• **Your instructions**
In the data below, locate each line with the word "Franz" and list it.

• **Dataset excerpts**
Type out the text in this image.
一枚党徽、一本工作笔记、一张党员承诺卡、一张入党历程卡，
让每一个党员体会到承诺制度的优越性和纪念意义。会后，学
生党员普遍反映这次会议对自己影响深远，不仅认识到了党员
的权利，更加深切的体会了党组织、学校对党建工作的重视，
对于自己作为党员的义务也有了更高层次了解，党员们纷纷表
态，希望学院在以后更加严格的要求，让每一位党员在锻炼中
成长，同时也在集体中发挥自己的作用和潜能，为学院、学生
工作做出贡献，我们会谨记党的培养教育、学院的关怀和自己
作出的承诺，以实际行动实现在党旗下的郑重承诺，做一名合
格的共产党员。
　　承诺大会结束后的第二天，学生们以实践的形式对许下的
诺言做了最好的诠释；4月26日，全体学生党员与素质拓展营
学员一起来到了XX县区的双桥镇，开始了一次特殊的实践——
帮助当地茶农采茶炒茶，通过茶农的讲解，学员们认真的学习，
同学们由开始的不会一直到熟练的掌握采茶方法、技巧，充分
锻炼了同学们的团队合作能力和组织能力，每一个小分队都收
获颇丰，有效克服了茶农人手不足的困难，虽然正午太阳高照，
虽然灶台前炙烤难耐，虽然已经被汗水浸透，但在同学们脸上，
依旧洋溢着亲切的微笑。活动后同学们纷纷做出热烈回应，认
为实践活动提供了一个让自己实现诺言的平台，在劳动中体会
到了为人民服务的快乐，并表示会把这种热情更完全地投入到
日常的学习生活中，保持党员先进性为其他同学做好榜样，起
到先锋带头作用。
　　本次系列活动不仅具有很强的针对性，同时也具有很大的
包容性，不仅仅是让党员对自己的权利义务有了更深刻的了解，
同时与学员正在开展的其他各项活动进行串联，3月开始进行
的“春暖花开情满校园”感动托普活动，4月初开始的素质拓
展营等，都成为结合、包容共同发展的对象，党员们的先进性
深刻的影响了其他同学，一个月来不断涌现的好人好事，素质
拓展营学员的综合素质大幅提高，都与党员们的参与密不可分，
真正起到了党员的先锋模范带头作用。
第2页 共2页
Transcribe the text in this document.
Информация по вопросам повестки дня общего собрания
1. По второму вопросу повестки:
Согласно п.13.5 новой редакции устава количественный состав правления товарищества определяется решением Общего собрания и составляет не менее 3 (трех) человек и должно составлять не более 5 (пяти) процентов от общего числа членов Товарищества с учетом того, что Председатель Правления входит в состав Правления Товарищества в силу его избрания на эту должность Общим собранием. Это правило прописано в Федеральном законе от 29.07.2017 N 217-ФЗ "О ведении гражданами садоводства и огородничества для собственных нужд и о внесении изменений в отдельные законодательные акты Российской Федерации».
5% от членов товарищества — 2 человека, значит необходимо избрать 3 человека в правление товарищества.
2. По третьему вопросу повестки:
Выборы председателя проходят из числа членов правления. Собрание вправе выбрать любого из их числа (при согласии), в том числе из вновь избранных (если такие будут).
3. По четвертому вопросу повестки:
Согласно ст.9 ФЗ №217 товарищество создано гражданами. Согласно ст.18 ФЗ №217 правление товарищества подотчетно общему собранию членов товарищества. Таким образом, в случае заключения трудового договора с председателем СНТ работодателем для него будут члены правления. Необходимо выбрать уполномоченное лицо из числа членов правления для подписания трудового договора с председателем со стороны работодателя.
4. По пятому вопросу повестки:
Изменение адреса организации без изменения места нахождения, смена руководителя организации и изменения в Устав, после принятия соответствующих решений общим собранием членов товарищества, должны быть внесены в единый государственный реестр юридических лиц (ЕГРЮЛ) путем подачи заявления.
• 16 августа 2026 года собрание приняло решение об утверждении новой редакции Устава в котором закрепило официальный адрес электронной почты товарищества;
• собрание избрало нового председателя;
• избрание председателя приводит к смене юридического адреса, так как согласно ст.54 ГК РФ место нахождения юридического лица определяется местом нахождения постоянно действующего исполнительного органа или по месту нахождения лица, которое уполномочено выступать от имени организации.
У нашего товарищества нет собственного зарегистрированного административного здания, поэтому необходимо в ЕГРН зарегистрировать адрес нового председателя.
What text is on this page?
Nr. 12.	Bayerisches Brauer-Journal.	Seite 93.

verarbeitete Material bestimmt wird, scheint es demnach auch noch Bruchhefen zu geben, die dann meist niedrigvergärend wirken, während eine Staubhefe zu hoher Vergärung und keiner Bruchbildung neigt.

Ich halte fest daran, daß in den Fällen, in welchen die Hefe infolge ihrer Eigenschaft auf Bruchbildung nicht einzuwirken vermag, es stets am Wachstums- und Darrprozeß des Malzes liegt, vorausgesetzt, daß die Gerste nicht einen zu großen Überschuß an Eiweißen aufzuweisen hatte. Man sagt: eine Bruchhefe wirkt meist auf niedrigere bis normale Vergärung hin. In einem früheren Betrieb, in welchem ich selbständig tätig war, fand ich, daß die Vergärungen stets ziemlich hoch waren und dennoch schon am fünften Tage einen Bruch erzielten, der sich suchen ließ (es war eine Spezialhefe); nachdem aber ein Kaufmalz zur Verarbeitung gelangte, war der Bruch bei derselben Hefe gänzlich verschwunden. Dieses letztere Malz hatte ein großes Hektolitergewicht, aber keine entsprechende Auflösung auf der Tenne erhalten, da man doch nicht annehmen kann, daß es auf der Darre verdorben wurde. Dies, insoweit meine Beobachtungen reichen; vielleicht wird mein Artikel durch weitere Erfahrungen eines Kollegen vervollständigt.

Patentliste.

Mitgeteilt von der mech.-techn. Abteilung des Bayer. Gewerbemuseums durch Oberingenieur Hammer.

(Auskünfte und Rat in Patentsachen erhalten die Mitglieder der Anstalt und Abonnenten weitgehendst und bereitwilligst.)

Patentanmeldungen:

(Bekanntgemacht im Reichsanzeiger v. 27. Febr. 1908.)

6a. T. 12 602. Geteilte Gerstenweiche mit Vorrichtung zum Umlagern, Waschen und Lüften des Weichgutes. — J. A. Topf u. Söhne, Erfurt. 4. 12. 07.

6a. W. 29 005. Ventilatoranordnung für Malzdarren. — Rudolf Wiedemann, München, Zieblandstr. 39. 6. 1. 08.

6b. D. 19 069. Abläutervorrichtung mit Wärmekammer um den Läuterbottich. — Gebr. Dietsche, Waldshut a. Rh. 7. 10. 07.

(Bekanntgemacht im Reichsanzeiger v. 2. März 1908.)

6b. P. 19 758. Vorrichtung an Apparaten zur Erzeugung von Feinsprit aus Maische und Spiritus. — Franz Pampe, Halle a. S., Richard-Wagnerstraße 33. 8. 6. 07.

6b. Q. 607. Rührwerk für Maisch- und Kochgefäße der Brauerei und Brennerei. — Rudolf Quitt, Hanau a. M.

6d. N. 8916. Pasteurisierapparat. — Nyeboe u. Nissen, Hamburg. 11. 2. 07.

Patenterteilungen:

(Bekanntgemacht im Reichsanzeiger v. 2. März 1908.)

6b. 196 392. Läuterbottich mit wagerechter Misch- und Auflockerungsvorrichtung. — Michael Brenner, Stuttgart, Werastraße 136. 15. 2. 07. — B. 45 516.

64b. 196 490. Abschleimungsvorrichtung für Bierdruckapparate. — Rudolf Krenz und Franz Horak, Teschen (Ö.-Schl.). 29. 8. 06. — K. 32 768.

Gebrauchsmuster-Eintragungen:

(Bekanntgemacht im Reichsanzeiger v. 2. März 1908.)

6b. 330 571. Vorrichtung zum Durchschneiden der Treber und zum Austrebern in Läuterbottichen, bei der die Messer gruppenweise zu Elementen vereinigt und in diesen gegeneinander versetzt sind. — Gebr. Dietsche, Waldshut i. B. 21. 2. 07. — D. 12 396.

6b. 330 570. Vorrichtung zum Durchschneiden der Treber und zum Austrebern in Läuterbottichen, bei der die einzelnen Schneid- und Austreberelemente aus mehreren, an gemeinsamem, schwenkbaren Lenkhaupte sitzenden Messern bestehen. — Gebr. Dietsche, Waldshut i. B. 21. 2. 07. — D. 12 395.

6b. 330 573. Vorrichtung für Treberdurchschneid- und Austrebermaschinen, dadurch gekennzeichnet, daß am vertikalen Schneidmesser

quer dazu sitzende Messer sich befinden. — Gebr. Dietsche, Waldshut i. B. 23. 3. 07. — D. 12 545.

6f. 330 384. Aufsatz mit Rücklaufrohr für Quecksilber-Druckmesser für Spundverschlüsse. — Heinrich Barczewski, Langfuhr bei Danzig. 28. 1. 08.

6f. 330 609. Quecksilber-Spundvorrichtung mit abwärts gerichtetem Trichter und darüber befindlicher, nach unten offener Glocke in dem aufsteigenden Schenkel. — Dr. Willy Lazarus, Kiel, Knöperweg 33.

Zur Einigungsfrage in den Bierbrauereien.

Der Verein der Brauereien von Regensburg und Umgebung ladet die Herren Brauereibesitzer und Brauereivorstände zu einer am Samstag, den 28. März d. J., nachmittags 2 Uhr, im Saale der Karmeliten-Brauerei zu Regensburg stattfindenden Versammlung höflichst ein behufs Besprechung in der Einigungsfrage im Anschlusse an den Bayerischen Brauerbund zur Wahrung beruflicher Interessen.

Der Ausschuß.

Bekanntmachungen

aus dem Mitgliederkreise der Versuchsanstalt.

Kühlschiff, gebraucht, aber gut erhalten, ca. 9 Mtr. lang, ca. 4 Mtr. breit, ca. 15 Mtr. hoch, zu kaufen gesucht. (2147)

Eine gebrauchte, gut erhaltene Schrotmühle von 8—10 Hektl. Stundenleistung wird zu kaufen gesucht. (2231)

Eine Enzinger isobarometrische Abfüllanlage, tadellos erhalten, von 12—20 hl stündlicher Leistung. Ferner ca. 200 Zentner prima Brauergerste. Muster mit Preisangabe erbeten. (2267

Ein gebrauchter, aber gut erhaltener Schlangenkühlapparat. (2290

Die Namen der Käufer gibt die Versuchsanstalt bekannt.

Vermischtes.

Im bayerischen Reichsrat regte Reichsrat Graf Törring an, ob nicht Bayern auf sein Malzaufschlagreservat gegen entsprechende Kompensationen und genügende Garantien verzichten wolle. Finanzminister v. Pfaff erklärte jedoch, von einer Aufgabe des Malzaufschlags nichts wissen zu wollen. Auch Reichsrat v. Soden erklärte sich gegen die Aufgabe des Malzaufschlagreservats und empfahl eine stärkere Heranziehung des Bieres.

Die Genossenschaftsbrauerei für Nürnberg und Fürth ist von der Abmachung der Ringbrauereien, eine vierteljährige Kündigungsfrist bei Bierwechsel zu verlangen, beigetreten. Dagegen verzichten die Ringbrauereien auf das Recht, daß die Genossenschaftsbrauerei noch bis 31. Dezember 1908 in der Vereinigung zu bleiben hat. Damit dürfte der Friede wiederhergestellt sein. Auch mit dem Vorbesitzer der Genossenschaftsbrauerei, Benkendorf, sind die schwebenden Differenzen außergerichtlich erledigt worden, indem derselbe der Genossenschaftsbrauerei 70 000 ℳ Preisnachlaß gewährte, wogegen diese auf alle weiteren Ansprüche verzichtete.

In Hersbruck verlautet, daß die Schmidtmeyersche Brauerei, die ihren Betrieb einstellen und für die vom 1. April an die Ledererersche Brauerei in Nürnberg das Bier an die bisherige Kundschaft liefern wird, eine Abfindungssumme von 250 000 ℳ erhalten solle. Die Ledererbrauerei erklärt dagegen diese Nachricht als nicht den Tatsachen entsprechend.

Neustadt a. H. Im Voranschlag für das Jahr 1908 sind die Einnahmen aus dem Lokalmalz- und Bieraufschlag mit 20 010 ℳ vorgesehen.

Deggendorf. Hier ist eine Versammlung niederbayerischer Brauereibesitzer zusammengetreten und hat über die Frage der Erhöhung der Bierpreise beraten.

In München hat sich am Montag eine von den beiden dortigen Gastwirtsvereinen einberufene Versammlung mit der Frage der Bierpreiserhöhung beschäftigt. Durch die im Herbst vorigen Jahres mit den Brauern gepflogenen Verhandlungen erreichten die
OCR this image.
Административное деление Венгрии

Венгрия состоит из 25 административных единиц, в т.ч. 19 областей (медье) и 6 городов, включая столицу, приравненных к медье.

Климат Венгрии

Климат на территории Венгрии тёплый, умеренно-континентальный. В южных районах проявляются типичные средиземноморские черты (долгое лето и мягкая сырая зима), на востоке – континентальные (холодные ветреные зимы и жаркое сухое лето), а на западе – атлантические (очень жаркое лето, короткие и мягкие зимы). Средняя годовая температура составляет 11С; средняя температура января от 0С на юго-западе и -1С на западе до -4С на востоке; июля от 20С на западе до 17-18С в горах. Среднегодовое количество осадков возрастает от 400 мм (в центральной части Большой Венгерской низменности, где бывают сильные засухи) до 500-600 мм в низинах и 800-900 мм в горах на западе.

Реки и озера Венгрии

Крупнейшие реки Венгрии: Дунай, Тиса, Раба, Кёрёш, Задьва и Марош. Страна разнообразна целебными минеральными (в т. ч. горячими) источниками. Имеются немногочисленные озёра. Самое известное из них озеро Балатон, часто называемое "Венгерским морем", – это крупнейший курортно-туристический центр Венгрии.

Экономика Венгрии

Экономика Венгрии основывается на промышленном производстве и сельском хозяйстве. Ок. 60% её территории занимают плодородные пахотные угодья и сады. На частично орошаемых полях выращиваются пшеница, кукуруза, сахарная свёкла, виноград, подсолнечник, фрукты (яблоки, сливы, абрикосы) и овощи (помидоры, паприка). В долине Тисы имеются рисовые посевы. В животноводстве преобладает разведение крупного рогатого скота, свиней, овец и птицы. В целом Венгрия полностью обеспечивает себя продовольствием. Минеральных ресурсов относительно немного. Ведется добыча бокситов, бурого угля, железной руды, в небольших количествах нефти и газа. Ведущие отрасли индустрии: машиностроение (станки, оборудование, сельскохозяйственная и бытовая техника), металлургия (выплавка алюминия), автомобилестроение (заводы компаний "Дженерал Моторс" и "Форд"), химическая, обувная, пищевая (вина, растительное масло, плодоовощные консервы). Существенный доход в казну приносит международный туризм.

• **Expected answer**
6b. P. 19 758. Vorrichtung an Apparaten zur Erzeugung von Feinsprit aus Maische und Spiritus. — Franz Pampe, Halle a. S., Richard-Wagnerstraße 33. 8. 6. 07.
64b. 196 490. Abschleimungsvorrichtung für Bierdruckapparate. — Rudolf Krenz und Franz Horak, Teschen (Ö.-Schl.). 29. 8. 06. — K. 32 768.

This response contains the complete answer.